Do this:
Copy the material from its first line through the line containing "attachment-message-time: 16:08 [221, 815, 235, 822]", replacing "message-bubble" with "chat-bubble" and leaving everything else unchanged.

Bounding box annotations

>>>

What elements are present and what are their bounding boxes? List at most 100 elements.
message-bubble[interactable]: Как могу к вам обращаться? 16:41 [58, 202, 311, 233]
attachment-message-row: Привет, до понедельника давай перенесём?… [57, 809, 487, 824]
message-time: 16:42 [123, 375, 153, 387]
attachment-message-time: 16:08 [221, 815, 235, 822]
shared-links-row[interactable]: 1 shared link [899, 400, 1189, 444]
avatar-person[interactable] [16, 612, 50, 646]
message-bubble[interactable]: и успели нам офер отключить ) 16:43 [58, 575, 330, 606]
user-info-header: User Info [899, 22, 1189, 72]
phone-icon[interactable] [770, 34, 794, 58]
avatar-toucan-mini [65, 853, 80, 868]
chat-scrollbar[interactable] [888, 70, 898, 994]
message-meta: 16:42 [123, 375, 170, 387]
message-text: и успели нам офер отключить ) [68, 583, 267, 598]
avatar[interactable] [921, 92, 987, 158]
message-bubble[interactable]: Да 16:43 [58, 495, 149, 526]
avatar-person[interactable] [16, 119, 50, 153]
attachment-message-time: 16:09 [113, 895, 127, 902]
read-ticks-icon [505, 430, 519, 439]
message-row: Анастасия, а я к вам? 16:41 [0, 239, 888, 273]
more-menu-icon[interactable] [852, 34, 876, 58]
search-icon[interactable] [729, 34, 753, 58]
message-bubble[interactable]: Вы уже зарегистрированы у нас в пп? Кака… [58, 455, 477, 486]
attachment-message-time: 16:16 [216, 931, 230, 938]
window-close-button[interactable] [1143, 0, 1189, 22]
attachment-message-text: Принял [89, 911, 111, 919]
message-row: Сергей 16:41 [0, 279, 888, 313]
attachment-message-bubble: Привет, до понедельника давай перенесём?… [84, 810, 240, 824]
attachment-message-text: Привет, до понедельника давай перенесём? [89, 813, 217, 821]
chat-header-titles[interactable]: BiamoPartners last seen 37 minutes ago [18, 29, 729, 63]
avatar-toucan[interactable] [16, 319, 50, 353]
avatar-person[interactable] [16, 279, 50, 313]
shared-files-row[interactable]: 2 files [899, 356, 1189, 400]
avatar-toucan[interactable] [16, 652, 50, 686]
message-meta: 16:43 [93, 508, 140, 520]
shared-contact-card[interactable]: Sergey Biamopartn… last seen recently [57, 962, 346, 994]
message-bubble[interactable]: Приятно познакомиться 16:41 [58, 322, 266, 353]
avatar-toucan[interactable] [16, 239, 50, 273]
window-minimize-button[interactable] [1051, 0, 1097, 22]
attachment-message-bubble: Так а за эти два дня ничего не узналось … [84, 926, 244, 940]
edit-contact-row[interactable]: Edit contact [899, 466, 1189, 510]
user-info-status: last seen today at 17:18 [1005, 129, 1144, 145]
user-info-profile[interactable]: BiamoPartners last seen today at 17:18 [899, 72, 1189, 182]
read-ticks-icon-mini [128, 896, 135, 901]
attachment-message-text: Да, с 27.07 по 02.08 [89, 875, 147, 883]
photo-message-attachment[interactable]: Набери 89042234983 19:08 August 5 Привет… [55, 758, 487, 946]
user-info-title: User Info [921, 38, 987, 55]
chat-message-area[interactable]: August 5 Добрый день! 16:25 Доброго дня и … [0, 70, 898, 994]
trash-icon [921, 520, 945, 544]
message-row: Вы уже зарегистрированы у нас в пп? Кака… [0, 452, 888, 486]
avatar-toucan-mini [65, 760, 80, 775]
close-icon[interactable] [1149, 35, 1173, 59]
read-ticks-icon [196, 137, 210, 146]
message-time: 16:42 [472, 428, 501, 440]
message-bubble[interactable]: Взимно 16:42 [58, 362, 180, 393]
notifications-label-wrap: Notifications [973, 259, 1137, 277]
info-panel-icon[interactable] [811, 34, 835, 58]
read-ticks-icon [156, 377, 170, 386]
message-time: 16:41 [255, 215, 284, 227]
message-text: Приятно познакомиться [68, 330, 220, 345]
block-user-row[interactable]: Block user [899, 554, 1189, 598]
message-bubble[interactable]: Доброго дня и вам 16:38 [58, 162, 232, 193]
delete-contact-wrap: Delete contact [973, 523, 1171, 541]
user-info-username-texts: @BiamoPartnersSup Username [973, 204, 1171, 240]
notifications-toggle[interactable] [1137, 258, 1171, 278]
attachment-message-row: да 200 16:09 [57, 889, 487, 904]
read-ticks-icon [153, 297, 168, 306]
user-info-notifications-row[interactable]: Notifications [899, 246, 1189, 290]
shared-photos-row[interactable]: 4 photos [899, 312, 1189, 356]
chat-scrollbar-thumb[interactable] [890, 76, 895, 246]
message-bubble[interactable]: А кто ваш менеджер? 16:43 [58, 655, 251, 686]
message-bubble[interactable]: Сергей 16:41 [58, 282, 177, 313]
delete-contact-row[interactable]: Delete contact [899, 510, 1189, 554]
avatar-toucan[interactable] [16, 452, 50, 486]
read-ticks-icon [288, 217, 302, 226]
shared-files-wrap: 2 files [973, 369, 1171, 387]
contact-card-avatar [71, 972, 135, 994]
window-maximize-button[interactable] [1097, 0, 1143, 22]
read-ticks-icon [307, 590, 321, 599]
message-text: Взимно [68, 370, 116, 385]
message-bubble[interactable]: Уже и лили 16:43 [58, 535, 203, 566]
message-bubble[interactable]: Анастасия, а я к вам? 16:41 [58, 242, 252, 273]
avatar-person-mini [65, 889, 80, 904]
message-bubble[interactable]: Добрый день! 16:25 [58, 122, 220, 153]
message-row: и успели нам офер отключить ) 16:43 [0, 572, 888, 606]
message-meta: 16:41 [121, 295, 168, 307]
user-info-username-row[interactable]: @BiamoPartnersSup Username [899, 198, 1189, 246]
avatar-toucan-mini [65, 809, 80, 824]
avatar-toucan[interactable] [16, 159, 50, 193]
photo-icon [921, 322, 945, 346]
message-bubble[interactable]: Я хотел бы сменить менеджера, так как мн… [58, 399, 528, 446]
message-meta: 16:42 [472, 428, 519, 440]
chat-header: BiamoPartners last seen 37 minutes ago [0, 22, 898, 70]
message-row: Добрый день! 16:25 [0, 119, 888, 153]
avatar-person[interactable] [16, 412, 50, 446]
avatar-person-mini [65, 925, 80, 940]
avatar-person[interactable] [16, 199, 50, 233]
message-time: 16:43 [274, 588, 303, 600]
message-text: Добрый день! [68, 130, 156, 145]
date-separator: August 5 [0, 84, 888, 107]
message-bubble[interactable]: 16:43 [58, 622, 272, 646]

<<<

Answer for the task:
What elements are present and what are their bounding boxes? List at most 100 elements.
chat-bubble[interactable]: Как могу к вам обращаться? 16:41 [58, 202, 311, 233]
attachment-message-row: Привет, до понедельника давай перенесём?… [57, 809, 487, 824]
message-time: 16:42 [123, 375, 153, 387]
attachment-message-time: 16:08 [221, 815, 235, 822]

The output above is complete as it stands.